Challenge: Leave the pictures out and transcribe every record exactly.

Rows from a figure dataset

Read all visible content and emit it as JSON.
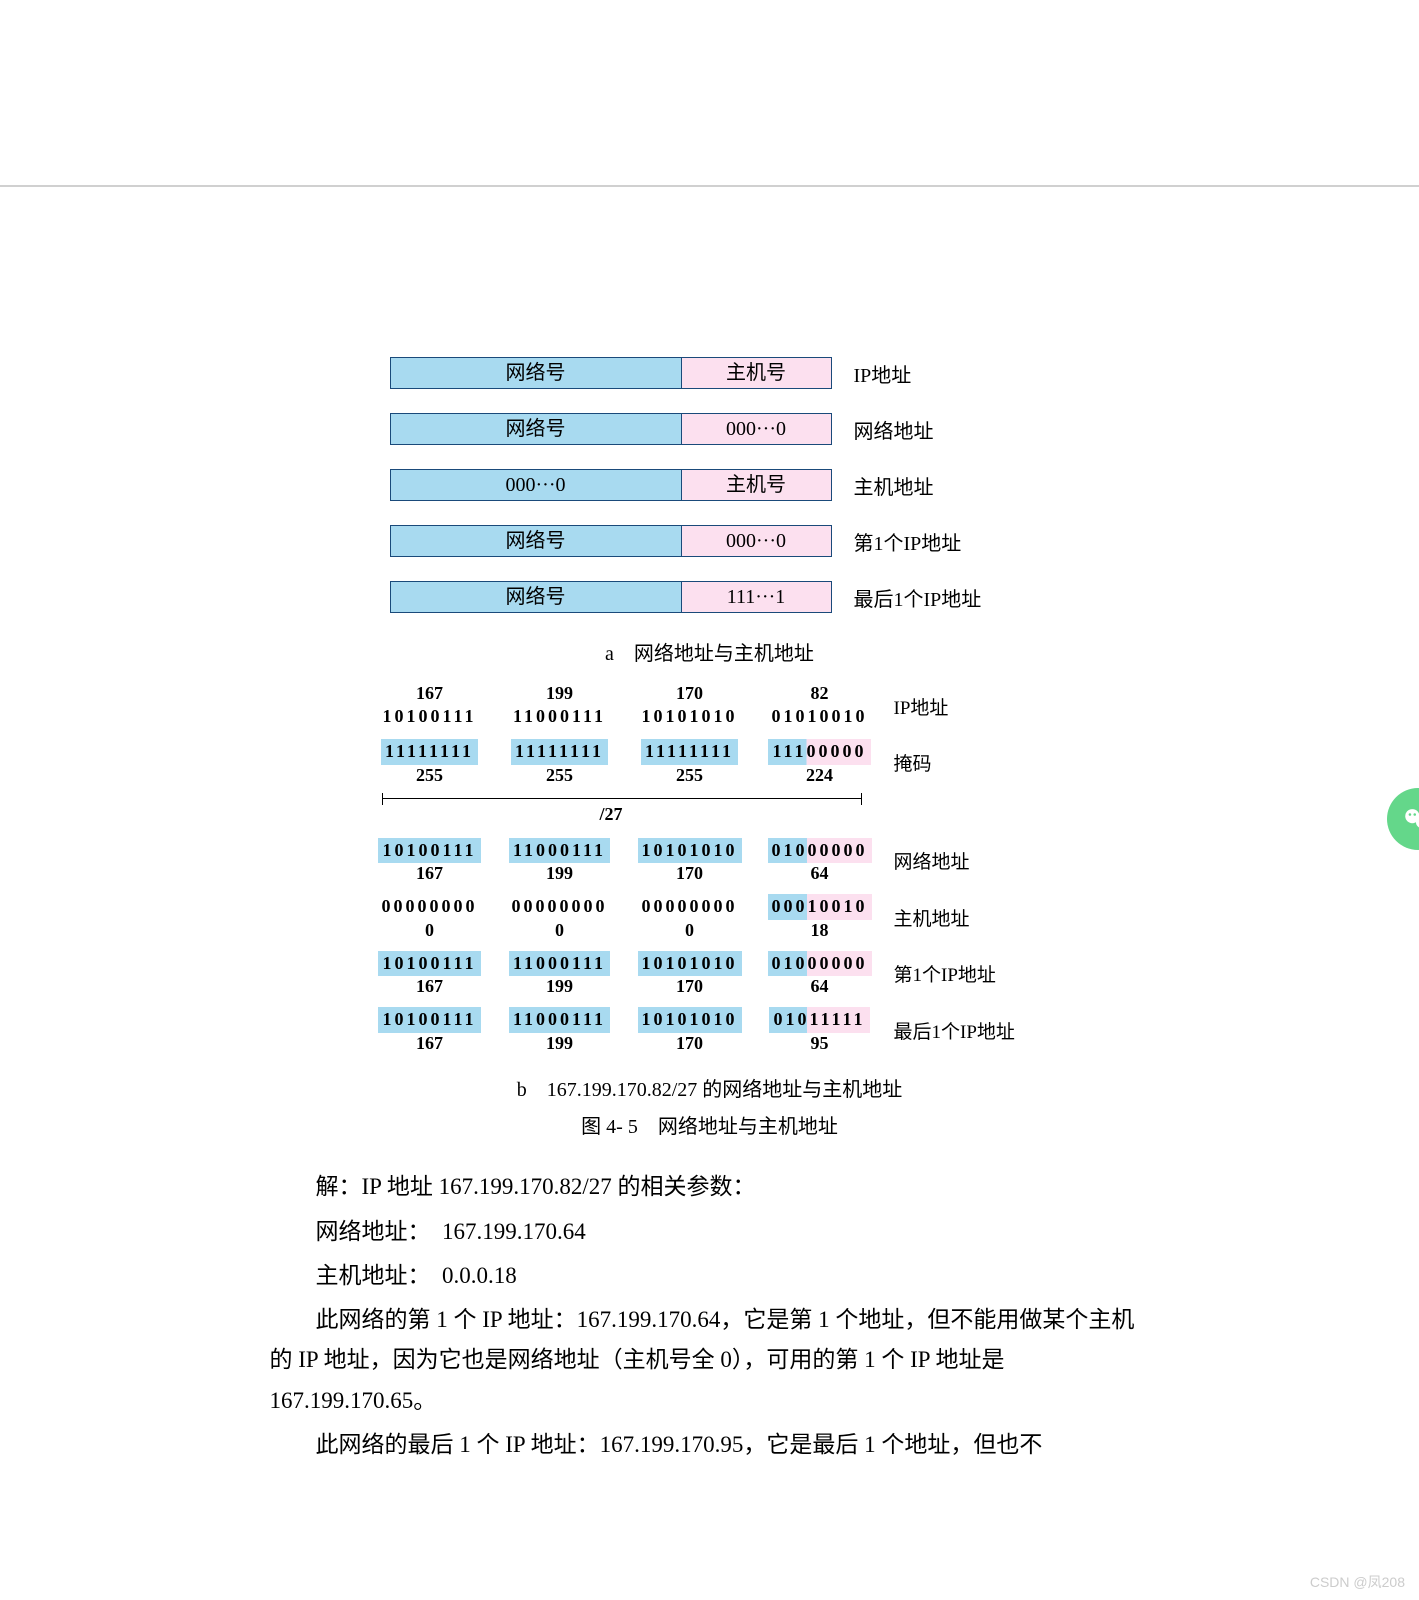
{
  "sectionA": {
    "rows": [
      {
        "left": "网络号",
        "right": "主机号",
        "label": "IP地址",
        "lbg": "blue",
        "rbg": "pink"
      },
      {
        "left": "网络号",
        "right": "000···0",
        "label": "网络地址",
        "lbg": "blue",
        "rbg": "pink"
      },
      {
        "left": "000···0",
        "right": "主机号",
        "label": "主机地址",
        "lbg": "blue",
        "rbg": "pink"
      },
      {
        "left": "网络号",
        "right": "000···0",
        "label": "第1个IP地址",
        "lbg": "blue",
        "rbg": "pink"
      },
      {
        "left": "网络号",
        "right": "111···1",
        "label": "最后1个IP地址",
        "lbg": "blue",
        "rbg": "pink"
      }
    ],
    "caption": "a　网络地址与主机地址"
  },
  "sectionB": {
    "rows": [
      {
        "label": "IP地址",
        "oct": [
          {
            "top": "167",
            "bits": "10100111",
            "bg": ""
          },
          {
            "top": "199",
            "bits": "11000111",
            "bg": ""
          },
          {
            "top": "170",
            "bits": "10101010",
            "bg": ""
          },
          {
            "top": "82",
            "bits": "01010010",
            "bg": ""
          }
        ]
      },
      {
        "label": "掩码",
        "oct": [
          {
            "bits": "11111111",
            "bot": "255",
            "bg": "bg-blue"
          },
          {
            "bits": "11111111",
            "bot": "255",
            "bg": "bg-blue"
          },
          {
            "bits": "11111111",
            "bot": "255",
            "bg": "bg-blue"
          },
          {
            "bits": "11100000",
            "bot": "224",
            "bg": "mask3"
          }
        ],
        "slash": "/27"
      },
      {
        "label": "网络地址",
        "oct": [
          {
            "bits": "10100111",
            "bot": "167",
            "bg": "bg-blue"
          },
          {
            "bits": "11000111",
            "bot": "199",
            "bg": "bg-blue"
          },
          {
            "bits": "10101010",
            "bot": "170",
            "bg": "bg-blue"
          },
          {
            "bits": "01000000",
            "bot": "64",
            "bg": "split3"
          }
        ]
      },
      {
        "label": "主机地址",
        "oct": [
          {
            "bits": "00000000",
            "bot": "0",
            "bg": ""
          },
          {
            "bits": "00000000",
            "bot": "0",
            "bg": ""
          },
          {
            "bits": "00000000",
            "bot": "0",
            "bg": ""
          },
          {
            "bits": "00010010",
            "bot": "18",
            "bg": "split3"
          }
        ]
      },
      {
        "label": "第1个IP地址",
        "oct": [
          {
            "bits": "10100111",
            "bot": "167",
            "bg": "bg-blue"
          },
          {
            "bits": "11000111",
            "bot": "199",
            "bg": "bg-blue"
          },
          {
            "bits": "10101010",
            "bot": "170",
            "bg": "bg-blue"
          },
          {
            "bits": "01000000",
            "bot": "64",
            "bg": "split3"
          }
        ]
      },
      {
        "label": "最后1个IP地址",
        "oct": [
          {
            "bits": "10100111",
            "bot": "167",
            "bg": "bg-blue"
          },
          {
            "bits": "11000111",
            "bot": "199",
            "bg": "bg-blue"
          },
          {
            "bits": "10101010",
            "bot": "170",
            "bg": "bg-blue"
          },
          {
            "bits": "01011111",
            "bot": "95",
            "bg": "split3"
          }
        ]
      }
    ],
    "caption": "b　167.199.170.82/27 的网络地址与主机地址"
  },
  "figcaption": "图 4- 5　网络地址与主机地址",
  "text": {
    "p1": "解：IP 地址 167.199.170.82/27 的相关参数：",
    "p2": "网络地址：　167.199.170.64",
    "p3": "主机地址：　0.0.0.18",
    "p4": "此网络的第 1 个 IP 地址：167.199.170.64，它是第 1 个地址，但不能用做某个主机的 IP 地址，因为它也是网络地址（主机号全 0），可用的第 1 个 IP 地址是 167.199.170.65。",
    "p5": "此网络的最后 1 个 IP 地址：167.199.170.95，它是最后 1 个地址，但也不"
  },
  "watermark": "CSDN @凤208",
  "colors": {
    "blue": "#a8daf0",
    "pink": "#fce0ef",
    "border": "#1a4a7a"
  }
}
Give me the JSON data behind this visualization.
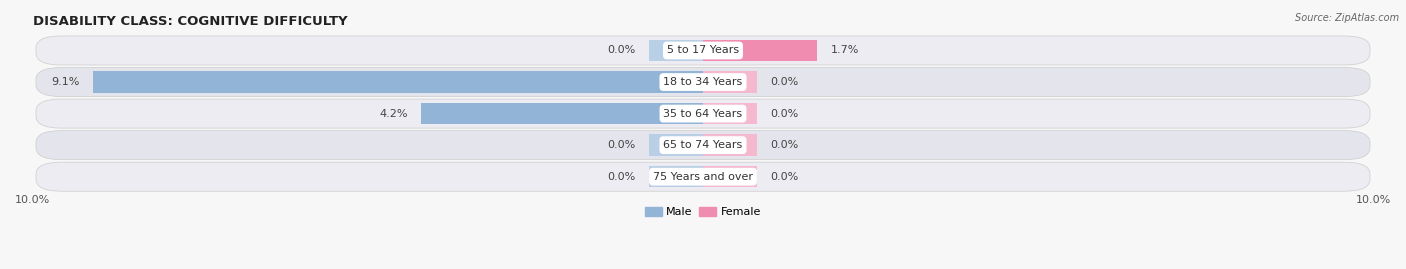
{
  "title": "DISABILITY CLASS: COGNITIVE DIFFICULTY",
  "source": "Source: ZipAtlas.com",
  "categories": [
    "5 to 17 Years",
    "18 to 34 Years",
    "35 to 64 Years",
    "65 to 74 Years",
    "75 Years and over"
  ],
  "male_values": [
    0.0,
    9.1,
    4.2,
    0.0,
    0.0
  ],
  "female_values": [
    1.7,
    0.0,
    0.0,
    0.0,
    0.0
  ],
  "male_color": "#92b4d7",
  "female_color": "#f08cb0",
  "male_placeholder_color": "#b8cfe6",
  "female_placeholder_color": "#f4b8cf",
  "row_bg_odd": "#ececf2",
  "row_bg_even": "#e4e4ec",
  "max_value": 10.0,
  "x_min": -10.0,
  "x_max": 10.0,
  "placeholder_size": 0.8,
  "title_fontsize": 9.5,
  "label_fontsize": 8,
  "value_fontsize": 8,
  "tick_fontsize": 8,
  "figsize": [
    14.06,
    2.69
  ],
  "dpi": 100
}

Full solution:
Read all visible content and emit it as JSON.
{
  "sectionA": {
    "rows": [
      {
        "left": "网络号",
        "right": "主机号",
        "label": "IP地址",
        "lbg": "blue",
        "rbg": "pink"
      },
      {
        "left": "网络号",
        "right": "000···0",
        "label": "网络地址",
        "lbg": "blue",
        "rbg": "pink"
      },
      {
        "left": "000···0",
        "right": "主机号",
        "label": "主机地址",
        "lbg": "blue",
        "rbg": "pink"
      },
      {
        "left": "网络号",
        "right": "000···0",
        "label": "第1个IP地址",
        "lbg": "blue",
        "rbg": "pink"
      },
      {
        "left": "网络号",
        "right": "111···1",
        "label": "最后1个IP地址",
        "lbg": "blue",
        "rbg": "pink"
      }
    ],
    "caption": "a　网络地址与主机地址"
  },
  "sectionB": {
    "rows": [
      {
        "label": "IP地址",
        "oct": [
          {
            "top": "167",
            "bits": "10100111",
            "bg": ""
          },
          {
            "top": "199",
            "bits": "11000111",
            "bg": ""
          },
          {
            "top": "170",
            "bits": "10101010",
            "bg": ""
          },
          {
            "top": "82",
            "bits": "01010010",
            "bg": ""
          }
        ]
      },
      {
        "label": "掩码",
        "oct": [
          {
            "bits": "11111111",
            "bot": "255",
            "bg": "bg-blue"
          },
          {
            "bits": "11111111",
            "bot": "255",
            "bg": "bg-blue"
          },
          {
            "bits": "11111111",
            "bot": "255",
            "bg": "bg-blue"
          },
          {
            "bits": "11100000",
            "bot": "224",
            "bg": "mask3"
          }
        ],
        "slash": "/27"
      },
      {
        "label": "网络地址",
        "oct": [
          {
            "bits": "10100111",
            "bot": "167",
            "bg": "bg-blue"
          },
          {
            "bits": "11000111",
            "bot": "199",
            "bg": "bg-blue"
          },
          {
            "bits": "10101010",
            "bot": "170",
            "bg": "bg-blue"
          },
          {
            "bits": "01000000",
            "bot": "64",
            "bg": "split3"
          }
        ]
      },
      {
        "label": "主机地址",
        "oct": [
          {
            "bits": "00000000",
            "bot": "0",
            "bg": ""
          },
          {
            "bits": "00000000",
            "bot": "0",
            "bg": ""
          },
          {
            "bits": "00000000",
            "bot": "0",
            "bg": ""
          },
          {
            "bits": "00010010",
            "bot": "18",
            "bg": "split3"
          }
        ]
      },
      {
        "label": "第1个IP地址",
        "oct": [
          {
            "bits": "10100111",
            "bot": "167",
            "bg": "bg-blue"
          },
          {
            "bits": "11000111",
            "bot": "199",
            "bg": "bg-blue"
          },
          {
            "bits": "10101010",
            "bot": "170",
            "bg": "bg-blue"
          },
          {
            "bits": "01000000",
            "bot": "64",
            "bg": "split3"
          }
        ]
      },
      {
        "label": "最后1个IP地址",
        "oct": [
          {
            "bits": "10100111",
            "bot": "167",
            "bg": "bg-blue"
          },
          {
            "bits": "11000111",
            "bot": "199",
            "bg": "bg-blue"
          },
          {
            "bits": "10101010",
            "bot": "170",
            "bg": "bg-blue"
          },
          {
            "bits": "01011111",
            "bot": "95",
            "bg": "split3"
          }
        ]
      }
    ],
    "caption": "b　167.199.170.82/27 的网络地址与主机地址"
  },
  "figcaption": "图 4- 5　网络地址与主机地址",
  "text": {
    "p1": "解：IP 地址 167.199.170.82/27 的相关参数：",
    "p2": "网络地址：　167.199.170.64",
    "p3": "主机地址：　0.0.0.18",
    "p4": "此网络的第 1 个 IP 地址：167.199.170.64，它是第 1 个地址，但不能用做某个主机的 IP 地址，因为它也是网络地址（主机号全 0），可用的第 1 个 IP 地址是 167.199.170.65。",
    "p5": "此网络的最后 1 个 IP 地址：167.199.170.95，它是最后 1 个地址，但也不"
  },
  "watermark": "CSDN @凤208",
  "colors": {
    "blue": "#a8daf0",
    "pink": "#fce0ef",
    "border": "#1a4a7a"
  }
}
Give me the JSON data behind this visualization.
{
  "title": "DISABILITY CLASS: COGNITIVE DIFFICULTY",
  "source": "Source: ZipAtlas.com",
  "categories": [
    "5 to 17 Years",
    "18 to 34 Years",
    "35 to 64 Years",
    "65 to 74 Years",
    "75 Years and over"
  ],
  "male_values": [
    0.0,
    9.1,
    4.2,
    0.0,
    0.0
  ],
  "female_values": [
    1.7,
    0.0,
    0.0,
    0.0,
    0.0
  ],
  "male_color": "#92b4d7",
  "female_color": "#f08cb0",
  "male_placeholder_color": "#b8cfe6",
  "female_placeholder_color": "#f4b8cf",
  "row_bg_odd": "#ececf2",
  "row_bg_even": "#e4e4ec",
  "max_value": 10.0,
  "x_min": -10.0,
  "x_max": 10.0,
  "placeholder_size": 0.8,
  "title_fontsize": 9.5,
  "label_fontsize": 8,
  "value_fontsize": 8,
  "tick_fontsize": 8,
  "figsize": [
    14.06,
    2.69
  ],
  "dpi": 100
}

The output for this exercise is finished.